<<<<
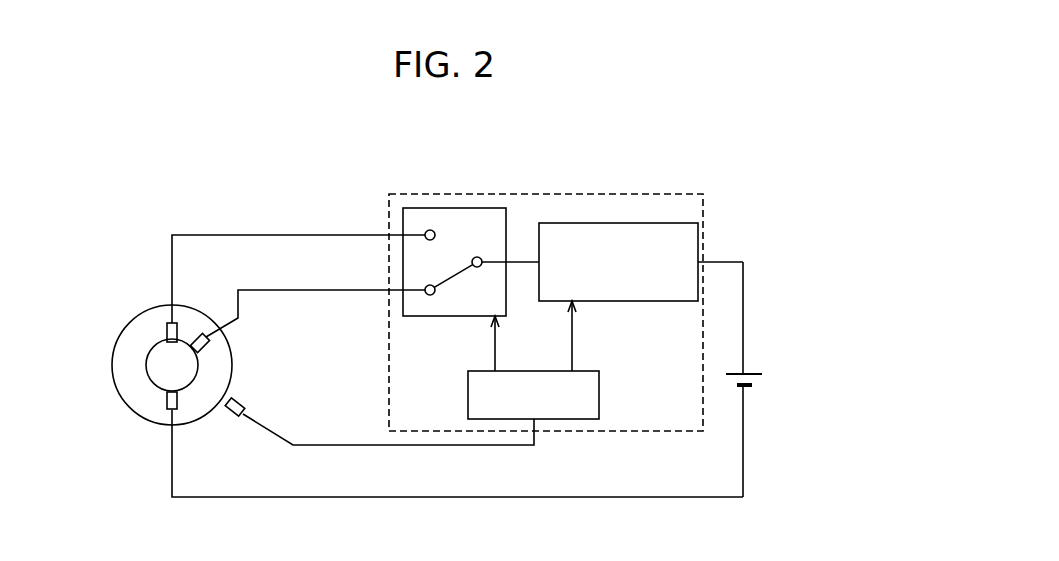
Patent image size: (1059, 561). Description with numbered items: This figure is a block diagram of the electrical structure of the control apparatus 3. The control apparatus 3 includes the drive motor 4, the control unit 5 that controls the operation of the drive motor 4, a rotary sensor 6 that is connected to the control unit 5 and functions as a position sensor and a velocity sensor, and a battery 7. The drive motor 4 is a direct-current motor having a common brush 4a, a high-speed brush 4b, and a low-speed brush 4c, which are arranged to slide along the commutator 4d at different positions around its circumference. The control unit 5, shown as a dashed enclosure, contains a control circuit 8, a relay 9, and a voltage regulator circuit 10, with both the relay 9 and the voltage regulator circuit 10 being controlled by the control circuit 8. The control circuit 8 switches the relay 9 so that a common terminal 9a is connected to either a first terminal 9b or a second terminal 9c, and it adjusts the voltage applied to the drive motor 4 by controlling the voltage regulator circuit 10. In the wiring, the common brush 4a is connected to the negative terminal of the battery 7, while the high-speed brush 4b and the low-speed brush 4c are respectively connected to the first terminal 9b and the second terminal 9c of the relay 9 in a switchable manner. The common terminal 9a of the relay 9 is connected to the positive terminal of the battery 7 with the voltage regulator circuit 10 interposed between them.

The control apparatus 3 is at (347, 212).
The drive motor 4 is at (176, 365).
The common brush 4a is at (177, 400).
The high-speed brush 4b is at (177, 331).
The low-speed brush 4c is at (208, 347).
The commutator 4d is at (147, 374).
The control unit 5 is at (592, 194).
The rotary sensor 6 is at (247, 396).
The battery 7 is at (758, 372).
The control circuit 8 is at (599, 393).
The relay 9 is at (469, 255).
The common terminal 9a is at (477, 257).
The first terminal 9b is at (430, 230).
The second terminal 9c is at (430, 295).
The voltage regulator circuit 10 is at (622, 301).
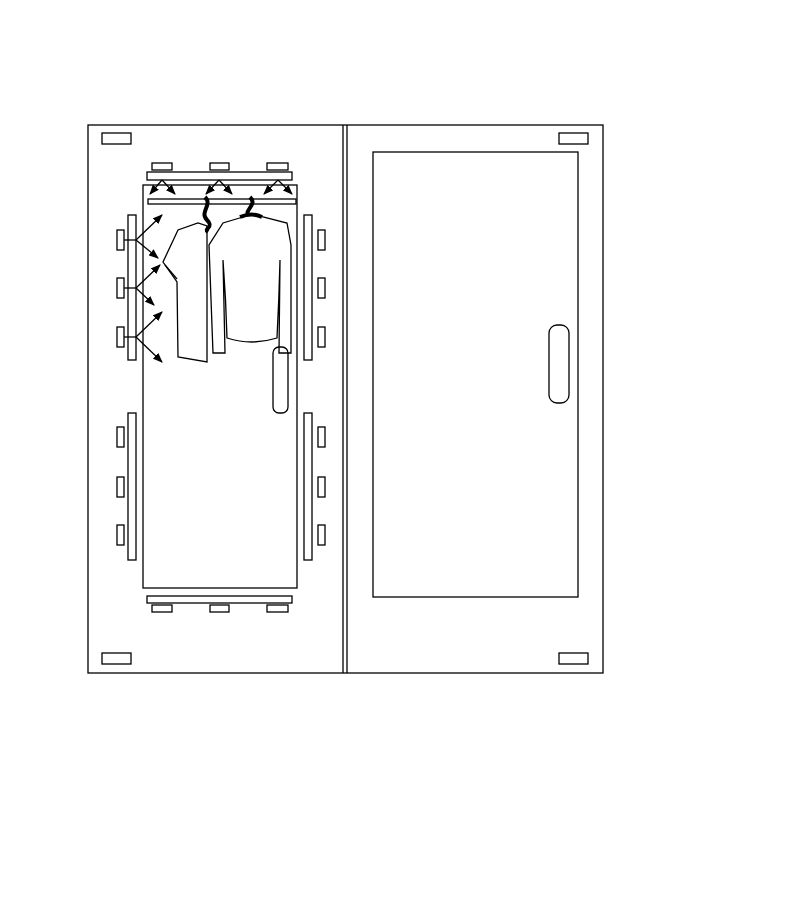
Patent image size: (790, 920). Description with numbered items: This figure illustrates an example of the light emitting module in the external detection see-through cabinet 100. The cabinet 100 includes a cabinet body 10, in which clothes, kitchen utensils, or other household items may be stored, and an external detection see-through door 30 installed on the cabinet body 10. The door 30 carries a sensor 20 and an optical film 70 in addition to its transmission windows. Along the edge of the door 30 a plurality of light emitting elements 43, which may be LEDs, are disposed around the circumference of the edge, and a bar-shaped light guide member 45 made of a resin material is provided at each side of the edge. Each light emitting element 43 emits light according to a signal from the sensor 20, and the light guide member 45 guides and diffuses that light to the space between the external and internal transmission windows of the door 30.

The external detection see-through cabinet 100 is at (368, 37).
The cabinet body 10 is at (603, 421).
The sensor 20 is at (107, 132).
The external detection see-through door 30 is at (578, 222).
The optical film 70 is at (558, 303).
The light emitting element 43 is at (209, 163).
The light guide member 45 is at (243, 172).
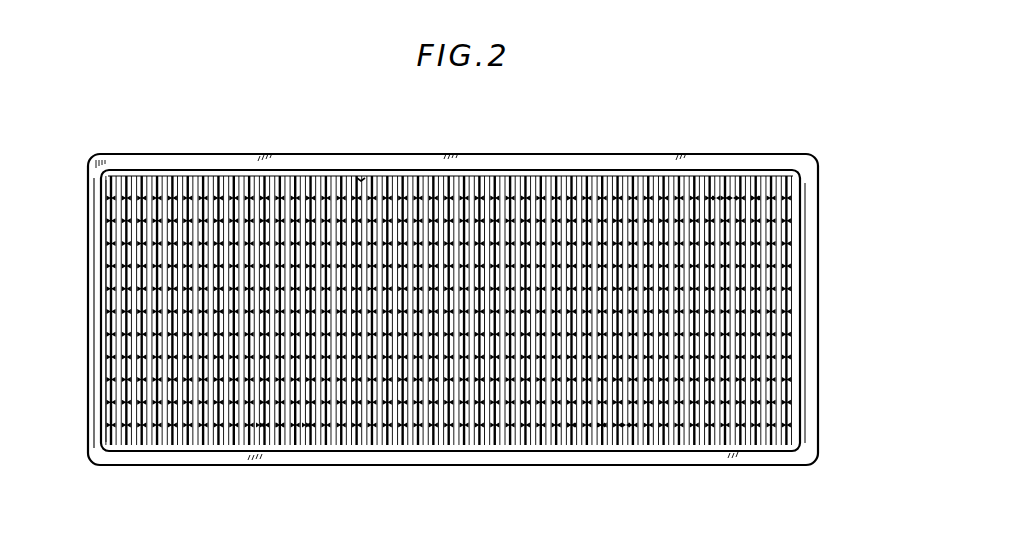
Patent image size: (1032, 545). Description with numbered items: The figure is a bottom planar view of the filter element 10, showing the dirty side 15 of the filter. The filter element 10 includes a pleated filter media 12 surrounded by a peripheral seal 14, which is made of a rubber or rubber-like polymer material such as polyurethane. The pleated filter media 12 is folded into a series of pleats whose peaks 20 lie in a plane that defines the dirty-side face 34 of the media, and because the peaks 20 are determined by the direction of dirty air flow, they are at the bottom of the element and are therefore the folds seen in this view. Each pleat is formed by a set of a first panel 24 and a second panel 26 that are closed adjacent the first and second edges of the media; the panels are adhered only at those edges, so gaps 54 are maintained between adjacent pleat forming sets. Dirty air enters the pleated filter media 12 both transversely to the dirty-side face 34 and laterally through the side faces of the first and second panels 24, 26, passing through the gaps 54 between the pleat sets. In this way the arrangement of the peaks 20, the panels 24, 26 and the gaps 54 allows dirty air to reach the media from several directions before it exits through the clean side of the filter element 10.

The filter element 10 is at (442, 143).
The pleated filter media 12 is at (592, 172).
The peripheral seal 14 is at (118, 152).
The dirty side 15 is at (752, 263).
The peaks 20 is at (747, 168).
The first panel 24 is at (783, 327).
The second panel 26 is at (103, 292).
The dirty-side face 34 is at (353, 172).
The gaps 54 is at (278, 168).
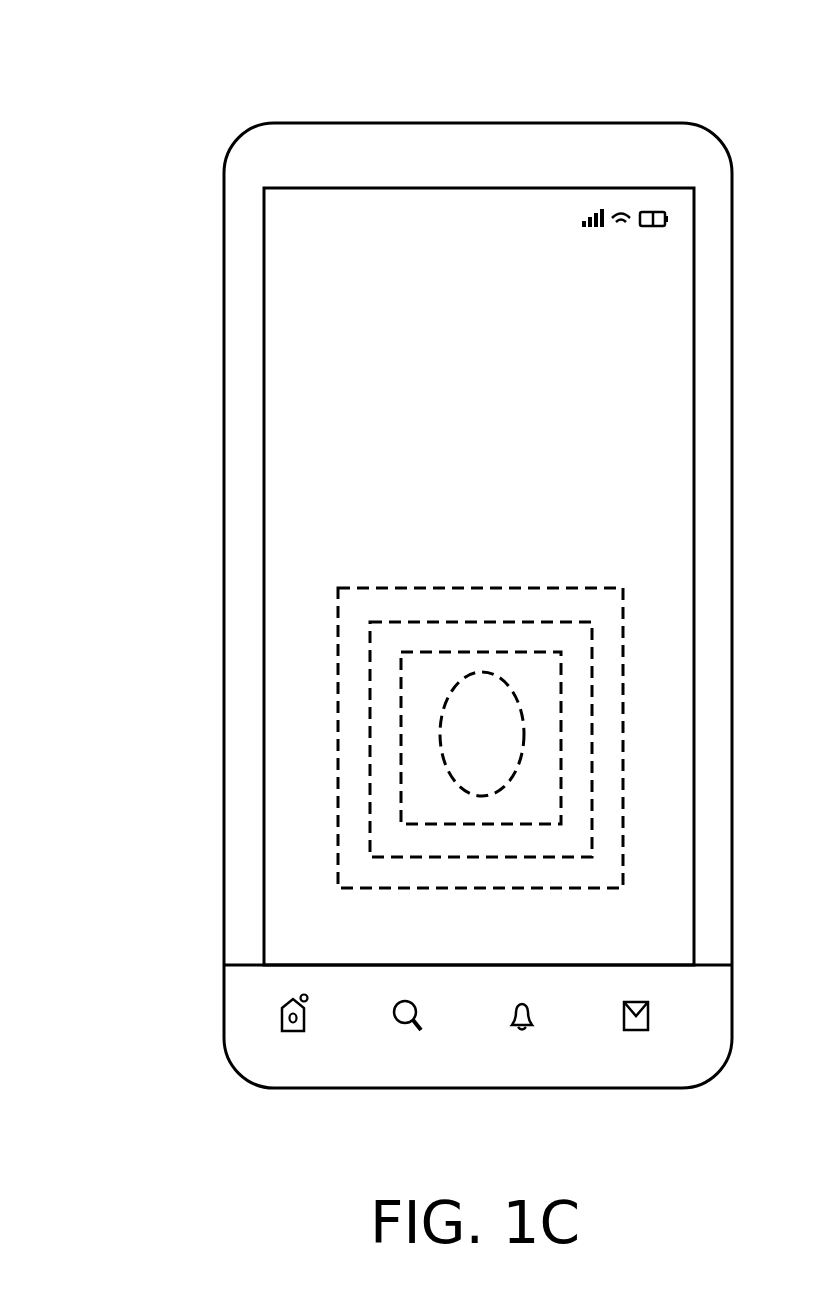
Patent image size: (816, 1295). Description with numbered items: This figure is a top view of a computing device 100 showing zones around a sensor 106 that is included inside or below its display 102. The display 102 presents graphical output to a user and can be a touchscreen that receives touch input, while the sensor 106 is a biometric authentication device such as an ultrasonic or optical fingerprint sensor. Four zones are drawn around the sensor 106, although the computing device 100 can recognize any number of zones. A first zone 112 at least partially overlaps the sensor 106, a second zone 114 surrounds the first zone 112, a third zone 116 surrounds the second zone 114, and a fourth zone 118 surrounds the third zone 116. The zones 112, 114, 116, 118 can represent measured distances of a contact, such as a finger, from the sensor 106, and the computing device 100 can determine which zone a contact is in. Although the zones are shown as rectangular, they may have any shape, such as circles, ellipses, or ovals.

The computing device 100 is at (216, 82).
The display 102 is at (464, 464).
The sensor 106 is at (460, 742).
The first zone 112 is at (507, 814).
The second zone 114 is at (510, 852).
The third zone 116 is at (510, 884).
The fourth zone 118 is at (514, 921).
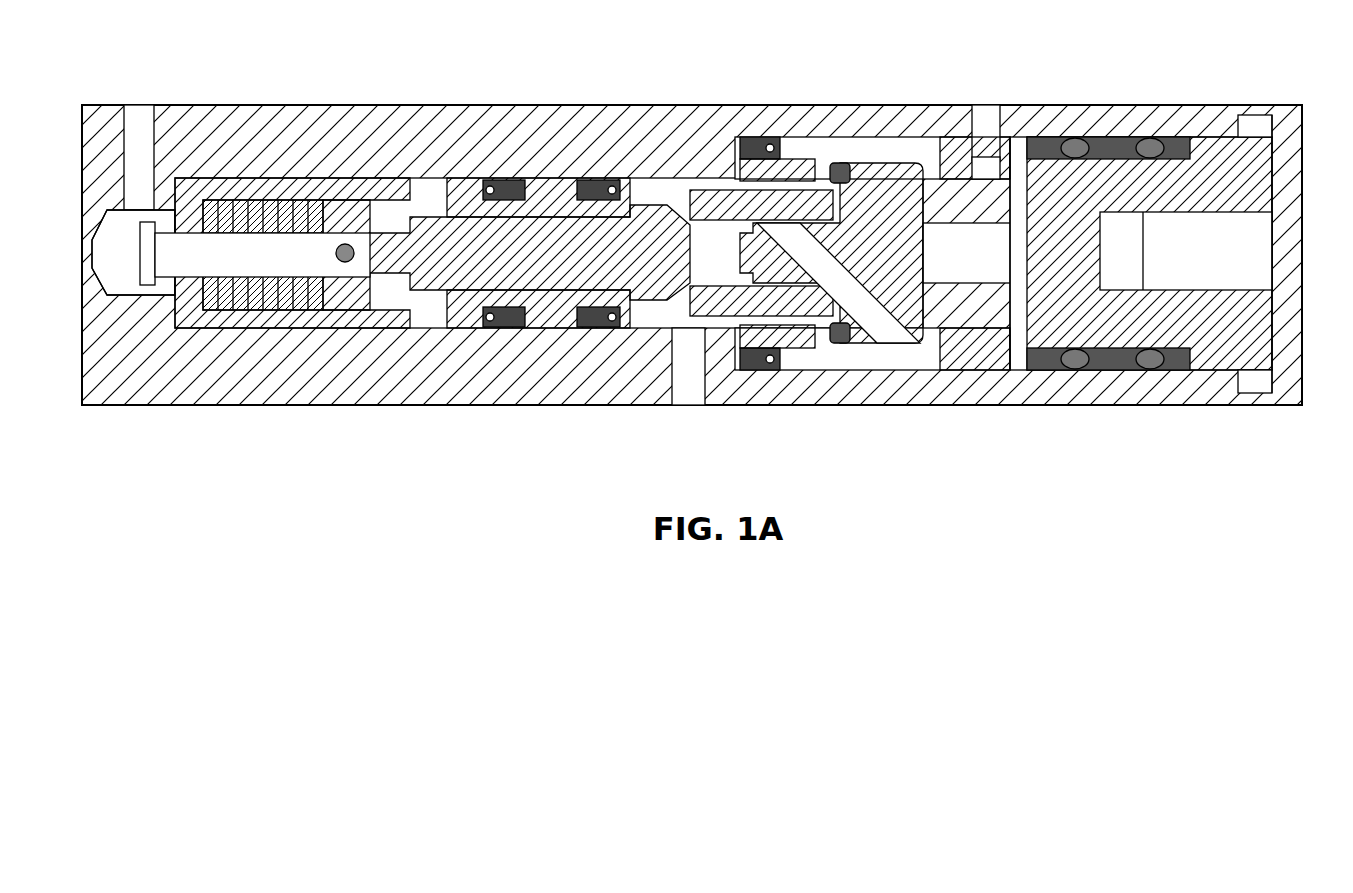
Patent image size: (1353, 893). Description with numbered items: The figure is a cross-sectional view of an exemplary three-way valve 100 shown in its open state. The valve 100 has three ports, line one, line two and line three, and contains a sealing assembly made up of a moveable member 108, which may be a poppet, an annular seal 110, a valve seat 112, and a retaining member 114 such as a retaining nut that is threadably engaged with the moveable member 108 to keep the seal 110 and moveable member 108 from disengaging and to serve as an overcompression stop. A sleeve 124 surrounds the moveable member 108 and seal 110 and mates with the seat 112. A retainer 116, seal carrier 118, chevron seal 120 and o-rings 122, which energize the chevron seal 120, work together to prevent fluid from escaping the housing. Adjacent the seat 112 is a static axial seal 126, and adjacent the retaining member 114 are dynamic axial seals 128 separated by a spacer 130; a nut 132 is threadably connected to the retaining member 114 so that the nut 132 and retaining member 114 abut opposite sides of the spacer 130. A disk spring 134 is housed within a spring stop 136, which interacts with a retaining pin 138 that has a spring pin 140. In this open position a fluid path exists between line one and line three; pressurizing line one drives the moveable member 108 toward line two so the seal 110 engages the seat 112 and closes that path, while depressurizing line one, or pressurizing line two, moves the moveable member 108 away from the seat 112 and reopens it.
>>>>
**Objective:** Return, unchanged, the lines of the material starting with the line that contains "Patent image size: (1032, 545)." and going on through the line that contains "The gaps 54 is at (278, 168).".

**Output of the task:**
Patent image size: (1032, 545). Description with numbered items: The figure is a bottom planar view of the filter element 10, showing the dirty side 15 of the filter. The filter element 10 includes a pleated filter media 12 surrounded by a peripheral seal 14, which is made of a rubber or rubber-like polymer material such as polyurethane. The pleated filter media 12 is folded into a series of pleats whose peaks 20 lie in a plane that defines the dirty-side face 34 of the media, and because the peaks 20 are determined by the direction of dirty air flow, they are at the bottom of the element and are therefore the folds seen in this view. Each pleat is formed by a set of a first panel 24 and a second panel 26 that are closed adjacent the first and second edges of the media; the panels are adhered only at those edges, so gaps 54 are maintained between adjacent pleat forming sets. Dirty air enters the pleated filter media 12 both transversely to the dirty-side face 34 and laterally through the side faces of the first and second panels 24, 26, passing through the gaps 54 between the pleat sets. In this way the arrangement of the peaks 20, the panels 24, 26 and the gaps 54 allows dirty air to reach the media from several directions before it exits through the clean side of the filter element 10.

The filter element 10 is at (442, 143).
The pleated filter media 12 is at (592, 172).
The peripheral seal 14 is at (118, 152).
The dirty side 15 is at (752, 263).
The peaks 20 is at (747, 168).
The first panel 24 is at (783, 327).
The second panel 26 is at (103, 292).
The dirty-side face 34 is at (353, 172).
The gaps 54 is at (278, 168).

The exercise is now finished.